-- Written problem --
Please repeat all of the listing exactly.
## start Source data
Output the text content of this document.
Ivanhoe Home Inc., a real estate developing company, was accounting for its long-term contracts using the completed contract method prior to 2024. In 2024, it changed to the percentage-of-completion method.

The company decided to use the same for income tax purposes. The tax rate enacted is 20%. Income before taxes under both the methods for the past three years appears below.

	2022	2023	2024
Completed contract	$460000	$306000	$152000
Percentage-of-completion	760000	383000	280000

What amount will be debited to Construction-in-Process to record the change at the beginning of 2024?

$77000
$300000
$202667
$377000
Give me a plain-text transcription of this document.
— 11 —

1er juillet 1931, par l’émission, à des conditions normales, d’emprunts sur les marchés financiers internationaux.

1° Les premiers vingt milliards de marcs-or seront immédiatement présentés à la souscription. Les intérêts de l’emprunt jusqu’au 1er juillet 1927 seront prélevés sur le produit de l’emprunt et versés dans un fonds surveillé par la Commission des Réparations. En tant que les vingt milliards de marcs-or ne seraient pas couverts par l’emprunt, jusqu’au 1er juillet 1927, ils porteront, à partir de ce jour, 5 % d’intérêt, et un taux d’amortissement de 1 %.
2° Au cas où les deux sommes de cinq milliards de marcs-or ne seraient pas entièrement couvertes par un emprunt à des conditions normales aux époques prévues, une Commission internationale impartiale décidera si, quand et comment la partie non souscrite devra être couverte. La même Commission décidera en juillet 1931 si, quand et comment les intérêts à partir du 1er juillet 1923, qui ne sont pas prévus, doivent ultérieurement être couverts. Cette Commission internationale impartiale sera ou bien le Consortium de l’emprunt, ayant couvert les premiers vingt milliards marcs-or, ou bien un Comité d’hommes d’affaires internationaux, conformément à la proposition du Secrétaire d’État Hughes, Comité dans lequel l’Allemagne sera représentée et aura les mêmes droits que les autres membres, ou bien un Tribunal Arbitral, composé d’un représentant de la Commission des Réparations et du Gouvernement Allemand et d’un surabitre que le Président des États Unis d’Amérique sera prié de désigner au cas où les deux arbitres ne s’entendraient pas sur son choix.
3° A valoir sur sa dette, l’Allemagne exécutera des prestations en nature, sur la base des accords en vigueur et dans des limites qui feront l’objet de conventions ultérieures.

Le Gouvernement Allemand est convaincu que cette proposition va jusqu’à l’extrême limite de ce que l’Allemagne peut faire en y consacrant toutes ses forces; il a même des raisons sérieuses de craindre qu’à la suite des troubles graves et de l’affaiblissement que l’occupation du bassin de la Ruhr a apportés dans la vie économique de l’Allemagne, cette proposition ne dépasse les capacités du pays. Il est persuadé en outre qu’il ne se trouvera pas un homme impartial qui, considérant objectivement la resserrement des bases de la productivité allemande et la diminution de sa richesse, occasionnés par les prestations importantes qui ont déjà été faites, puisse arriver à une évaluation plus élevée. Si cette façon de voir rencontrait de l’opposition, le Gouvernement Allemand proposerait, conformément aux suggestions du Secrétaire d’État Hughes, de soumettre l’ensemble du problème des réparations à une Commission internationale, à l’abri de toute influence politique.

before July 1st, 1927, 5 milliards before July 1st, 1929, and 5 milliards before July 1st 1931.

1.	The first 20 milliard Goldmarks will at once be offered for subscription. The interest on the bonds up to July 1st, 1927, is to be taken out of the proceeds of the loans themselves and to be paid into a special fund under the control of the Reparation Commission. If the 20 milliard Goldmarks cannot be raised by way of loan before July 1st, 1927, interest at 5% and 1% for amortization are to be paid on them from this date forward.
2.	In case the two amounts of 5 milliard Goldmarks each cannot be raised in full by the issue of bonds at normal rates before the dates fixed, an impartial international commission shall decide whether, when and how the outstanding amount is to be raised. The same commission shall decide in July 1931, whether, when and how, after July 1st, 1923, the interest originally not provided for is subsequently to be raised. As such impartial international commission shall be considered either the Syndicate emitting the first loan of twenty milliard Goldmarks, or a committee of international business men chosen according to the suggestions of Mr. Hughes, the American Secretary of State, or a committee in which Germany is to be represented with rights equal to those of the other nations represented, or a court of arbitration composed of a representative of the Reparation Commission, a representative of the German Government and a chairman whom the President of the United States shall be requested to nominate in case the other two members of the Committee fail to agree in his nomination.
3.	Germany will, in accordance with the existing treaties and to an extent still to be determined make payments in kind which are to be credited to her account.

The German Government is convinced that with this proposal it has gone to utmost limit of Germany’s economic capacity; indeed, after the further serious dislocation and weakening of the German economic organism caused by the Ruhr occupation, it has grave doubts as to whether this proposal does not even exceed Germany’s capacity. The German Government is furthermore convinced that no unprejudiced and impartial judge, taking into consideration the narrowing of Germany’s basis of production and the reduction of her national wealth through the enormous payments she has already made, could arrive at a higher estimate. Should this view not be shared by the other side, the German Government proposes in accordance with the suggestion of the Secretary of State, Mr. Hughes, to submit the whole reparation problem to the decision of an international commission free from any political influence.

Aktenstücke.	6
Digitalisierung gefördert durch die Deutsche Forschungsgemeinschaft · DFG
## end Source data
-- Response to the exercise --
Output the text content of this document.
Ivanhoe Home Inc., a real estate developing company, was accounting for its long-term contracts using the completed contract method prior to 2024. In 2024, it changed to the percentage-of-completion method.

The company decided to use the same for income tax purposes. The tax rate enacted is 20%. Income before taxes under both the methods for the past three years appears below.

	2022	2023	2024
Completed contract	$460000	$306000	$152000
Percentage-of-completion	760000	383000	280000

What amount will be debited to Construction-in-Process to record the change at the beginning of 2024?

$77000
$300000
$202667
$377000
Give me a plain-text transcription of this document.
— 11 —

1er juillet 1931, par l’émission, à des conditions normales, d’emprunts sur les marchés financiers internationaux.

1° Les premiers vingt milliards de marcs-or seront immédiatement présentés à la souscription. Les intérêts de l’emprunt jusqu’au 1er juillet 1927 seront prélevés sur le produit de l’emprunt et versés dans un fonds surveillé par la Commission des Réparations. En tant que les vingt milliards de marcs-or ne seraient pas couverts par l’emprunt, jusqu’au 1er juillet 1927, ils porteront, à partir de ce jour, 5 % d’intérêt, et un taux d’amortissement de 1 %.
2° Au cas où les deux sommes de cinq milliards de marcs-or ne seraient pas entièrement couvertes par un emprunt à des conditions normales aux époques prévues, une Commission internationale impartiale décidera si, quand et comment la partie non souscrite devra être couverte. La même Commission décidera en juillet 1931 si, quand et comment les intérêts à partir du 1er juillet 1923, qui ne sont pas prévus, doivent ultérieurement être couverts. Cette Commission internationale impartiale sera ou bien le Consortium de l’emprunt, ayant couvert les premiers vingt milliards marcs-or, ou bien un Comité d’hommes d’affaires internationaux, conformément à la proposition du Secrétaire d’État Hughes, Comité dans lequel l’Allemagne sera représentée et aura les mêmes droits que les autres membres, ou bien un Tribunal Arbitral, composé d’un représentant de la Commission des Réparations et du Gouvernement Allemand et d’un surabitre que le Président des États Unis d’Amérique sera prié de désigner au cas où les deux arbitres ne s’entendraient pas sur son choix.
3° A valoir sur sa dette, l’Allemagne exécutera des prestations en nature, sur la base des accords en vigueur et dans des limites qui feront l’objet de conventions ultérieures.

Le Gouvernement Allemand est convaincu que cette proposition va jusqu’à l’extrême limite de ce que l’Allemagne peut faire en y consacrant toutes ses forces; il a même des raisons sérieuses de craindre qu’à la suite des troubles graves et de l’affaiblissement que l’occupation du bassin de la Ruhr a apportés dans la vie économique de l’Allemagne, cette proposition ne dépasse les capacités du pays. Il est persuadé en outre qu’il ne se trouvera pas un homme impartial qui, considérant objectivement la resserrement des bases de la productivité allemande et la diminution de sa richesse, occasionnés par les prestations importantes qui ont déjà été faites, puisse arriver à une évaluation plus élevée. Si cette façon de voir rencontrait de l’opposition, le Gouvernement Allemand proposerait, conformément aux suggestions du Secrétaire d’État Hughes, de soumettre l’ensemble du problème des réparations à une Commission internationale, à l’abri de toute influence politique.

before July 1st, 1927, 5 milliards before July 1st, 1929, and 5 milliards before July 1st 1931.

1.	The first 20 milliard Goldmarks will at once be offered for subscription. The interest on the bonds up to July 1st, 1927, is to be taken out of the proceeds of the loans themselves and to be paid into a special fund under the control of the Reparation Commission. If the 20 milliard Goldmarks cannot be raised by way of loan before July 1st, 1927, interest at 5% and 1% for amortization are to be paid on them from this date forward.
2.	In case the two amounts of 5 milliard Goldmarks each cannot be raised in full by the issue of bonds at normal rates before the dates fixed, an impartial international commission shall decide whether, when and how the outstanding amount is to be raised. The same commission shall decide in July 1931, whether, when and how, after July 1st, 1923, the interest originally not provided for is subsequently to be raised. As such impartial international commission shall be considered either the Syndicate emitting the first loan of twenty milliard Goldmarks, or a committee of international business men chosen according to the suggestions of Mr. Hughes, the American Secretary of State, or a committee in which Germany is to be represented with rights equal to those of the other nations represented, or a court of arbitration composed of a representative of the Reparation Commission, a representative of the German Government and a chairman whom the President of the United States shall be requested to nominate in case the other two members of the Committee fail to agree in his nomination.
3.	Germany will, in accordance with the existing treaties and to an extent still to be determined make payments in kind which are to be credited to her account.

The German Government is convinced that with this proposal it has gone to utmost limit of Germany’s economic capacity; indeed, after the further serious dislocation and weakening of the German economic organism caused by the Ruhr occupation, it has grave doubts as to whether this proposal does not even exceed Germany’s capacity. The German Government is furthermore convinced that no unprejudiced and impartial judge, taking into consideration the narrowing of Germany’s basis of production and the reduction of her national wealth through the enormous payments she has already made, could arrive at a higher estimate. Should this view not be shared by the other side, the German Government proposes in accordance with the suggestion of the Secretary of State, Mr. Hughes, to submit the whole reparation problem to the decision of an international commission free from any political influence.

Aktenstücke.	6
Digitalisierung gefördert durch die Deutsche Forschungsgemeinschaft · DFG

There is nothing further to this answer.